____ RECORDED DATA
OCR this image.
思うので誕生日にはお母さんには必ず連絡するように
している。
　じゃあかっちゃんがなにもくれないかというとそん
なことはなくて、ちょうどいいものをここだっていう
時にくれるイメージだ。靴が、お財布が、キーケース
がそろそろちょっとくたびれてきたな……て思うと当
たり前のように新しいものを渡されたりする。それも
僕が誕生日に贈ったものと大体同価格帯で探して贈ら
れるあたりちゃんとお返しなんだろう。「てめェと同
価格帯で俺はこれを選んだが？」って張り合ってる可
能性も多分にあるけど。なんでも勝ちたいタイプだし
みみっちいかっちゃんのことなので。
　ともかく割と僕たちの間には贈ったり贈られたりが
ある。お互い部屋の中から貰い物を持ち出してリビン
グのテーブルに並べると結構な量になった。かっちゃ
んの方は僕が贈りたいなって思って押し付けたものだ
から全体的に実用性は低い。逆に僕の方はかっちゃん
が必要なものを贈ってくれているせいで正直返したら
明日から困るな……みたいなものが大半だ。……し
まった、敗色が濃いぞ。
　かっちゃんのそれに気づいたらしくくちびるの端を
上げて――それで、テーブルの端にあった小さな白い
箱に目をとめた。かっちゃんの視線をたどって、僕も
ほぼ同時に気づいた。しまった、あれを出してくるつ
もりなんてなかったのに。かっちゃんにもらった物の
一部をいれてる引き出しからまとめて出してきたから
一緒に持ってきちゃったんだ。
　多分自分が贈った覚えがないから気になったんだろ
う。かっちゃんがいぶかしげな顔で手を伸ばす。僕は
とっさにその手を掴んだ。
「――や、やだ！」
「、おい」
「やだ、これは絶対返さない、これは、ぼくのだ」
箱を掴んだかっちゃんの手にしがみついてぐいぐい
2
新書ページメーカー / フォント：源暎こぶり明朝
________
- WHAT TO PRODUCE -
Transcribe all entries exactly as they are given.

- RESPONSE -
OCR this image.
思うので誕生日にはお母さんには必ず連絡するように
している。
　じゃあかっちゃんがなにもくれないかというとそん
なことはなくて、ちょうどいいものをここだっていう
時にくれるイメージだ。靴が、お財布が、キーケース
がそろそろちょっとくたびれてきたな……て思うと当
たり前のように新しいものを渡されたりする。それも
僕が誕生日に贈ったものと大体同価格帯で探して贈ら
れるあたりちゃんとお返しなんだろう。「てめェと同
価格帯で俺はこれを選んだが？」って張り合ってる可
能性も多分にあるけど。なんでも勝ちたいタイプだし
みみっちいかっちゃんのことなので。
　ともかく割と僕たちの間には贈ったり贈られたりが
ある。お互い部屋の中から貰い物を持ち出してリビン
グのテーブルに並べると結構な量になった。かっちゃ
んの方は僕が贈りたいなって思って押し付けたものだ
から全体的に実用性は低い。逆に僕の方はかっちゃん
が必要なものを贈ってくれているせいで正直返したら
明日から困るな……みたいなものが大半だ。……し
まった、敗色が濃いぞ。
　かっちゃんのそれに気づいたらしくくちびるの端を
上げて――それで、テーブルの端にあった小さな白い
箱に目をとめた。かっちゃんの視線をたどって、僕も
ほぼ同時に気づいた。しまった、あれを出してくるつ
もりなんてなかったのに。かっちゃんにもらった物の
一部をいれてる引き出しからまとめて出してきたから
一緒に持ってきちゃったんだ。
　多分自分が贈った覚えがないから気になったんだろ
う。かっちゃんがいぶかしげな顔で手を伸ばす。僕は
とっさにその手を掴んだ。
「――や、やだ！」
「、おい」
「やだ、これは絶対返さない、これは、ぼくのだ」
箱を掴んだかっちゃんの手にしがみついてぐいぐい
2
新書ページメーカー / フォント：源暎こぶり明朝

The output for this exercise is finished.